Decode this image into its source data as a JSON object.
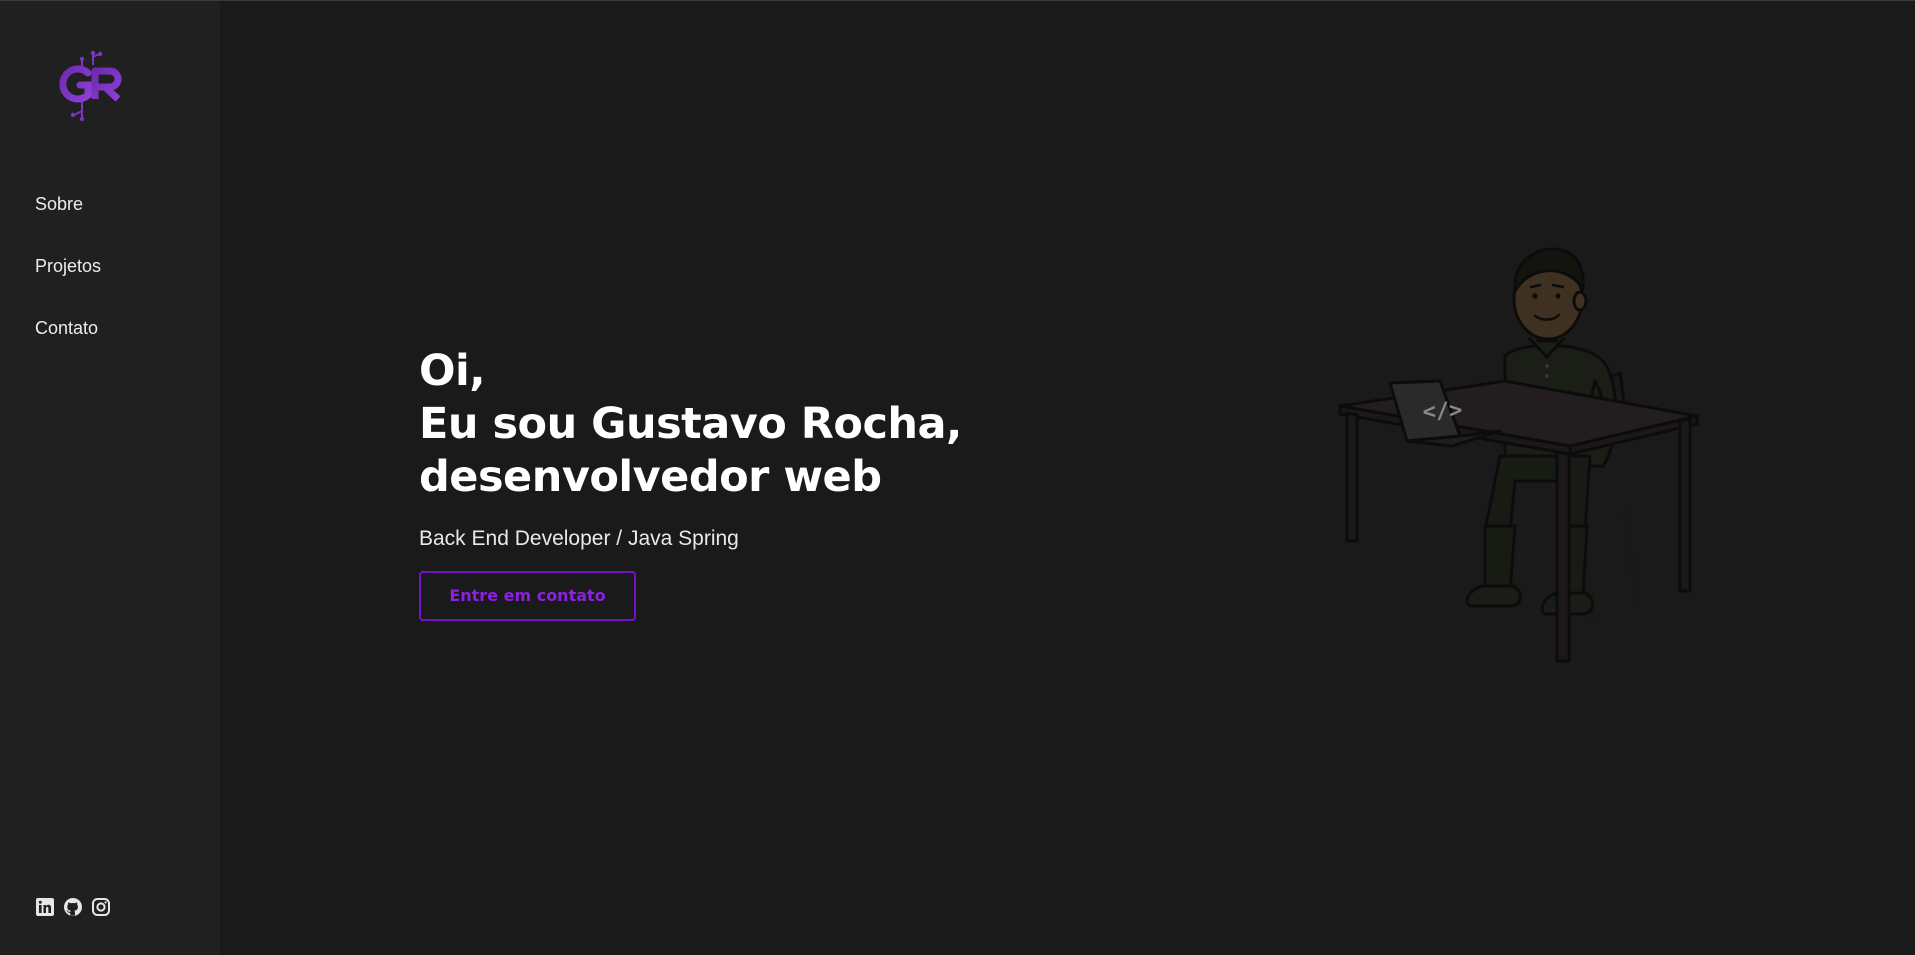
{
  "brand": {
    "logo_text": "GR",
    "logo_icon": "gr-logo-icon",
    "accent_color": "#7a0fc9"
  },
  "sidebar": {
    "nav_items": [
      {
        "label": "Sobre"
      },
      {
        "label": "Projetos"
      },
      {
        "label": "Contato"
      }
    ],
    "socials": [
      {
        "icon": "linkedin-icon"
      },
      {
        "icon": "github-icon"
      },
      {
        "icon": "instagram-icon"
      }
    ]
  },
  "hero": {
    "greeting": "Oi,",
    "intro_line": "Eu sou Gustavo Rocha,",
    "role_line": "desenvolvedor web",
    "subtitle": "Back End Developer / Java Spring",
    "cta_label": "Entre em contato"
  },
  "illustration": {
    "icon": "developer-at-desk-illustration",
    "laptop_code": "</>"
  },
  "colors": {
    "background": "#1a1a1a",
    "sidebar": "#202020",
    "cta_text": "#8f1ee6"
  }
}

***

◆ WHAT YOU SHOULD DO
Using the records above, gather all lines where the string "illustration" is present.

◆ CORRECT ANSWER
  "illustration": {
    "icon": "developer-at-desk-illustration",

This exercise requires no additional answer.